## [Instructions to follow]
In your copy, leave out the pictures; write out all the data exactly.

## [Data for this exercise]
· · · ·
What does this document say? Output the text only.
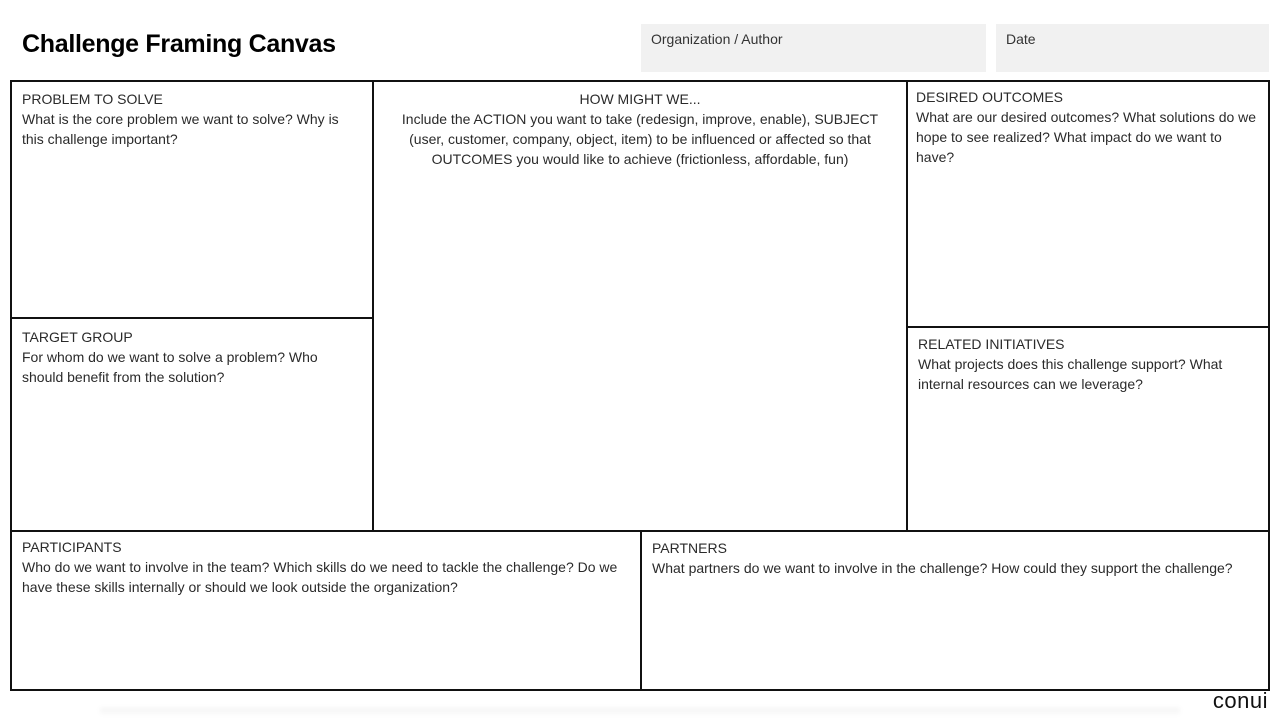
Challenge Framing Canvas	Organization / Author	Date
PROBLEM TO SOLVE
What is the core problem we want to solve? Why is this challenge important?
TARGET GROUP
For whom do we want to solve a problem? Who should benefit from the solution?
HOW MIGHT WE...
Include the ACTION you want to take (redesign, improve, enable), SUBJECT (user, customer, company, object, item) to be influenced or affected so that OUTCOMES you would like to achieve (frictionless, affordable, fun)
DESIRED OUTCOMES
What are our desired outcomes? What solutions do we hope to see realized? What impact do we want to have?
RELATED INITIATIVES
What projects does this challenge support? What internal resources can we leverage?
PARTICIPANTS
Who do we want to involve in the team? Which skills do we need to tackle the challenge? Do we have these skills internally or should we look outside the organization?
PARTNERS
What partners do we want to involve in the challenge? How could they support the challenge?
conui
· · · ·
## [Output of the exercise]
What does this document say? Output the text only.
Challenge Framing Canvas	Organization / Author	Date
PROBLEM TO SOLVE
What is the core problem we want to solve? Why is this challenge important?
TARGET GROUP
For whom do we want to solve a problem? Who should benefit from the solution?
HOW MIGHT WE...
Include the ACTION you want to take (redesign, improve, enable), SUBJECT (user, customer, company, object, item) to be influenced or affected so that OUTCOMES you would like to achieve (frictionless, affordable, fun)
DESIRED OUTCOMES
What are our desired outcomes? What solutions do we hope to see realized? What impact do we want to have?
RELATED INITIATIVES
What projects does this challenge support? What internal resources can we leverage?
PARTICIPANTS
Who do we want to involve in the team? Which skills do we need to tackle the challenge? Do we have these skills internally or should we look outside the organization?
PARTNERS
What partners do we want to involve in the challenge? How could they support the challenge?
conui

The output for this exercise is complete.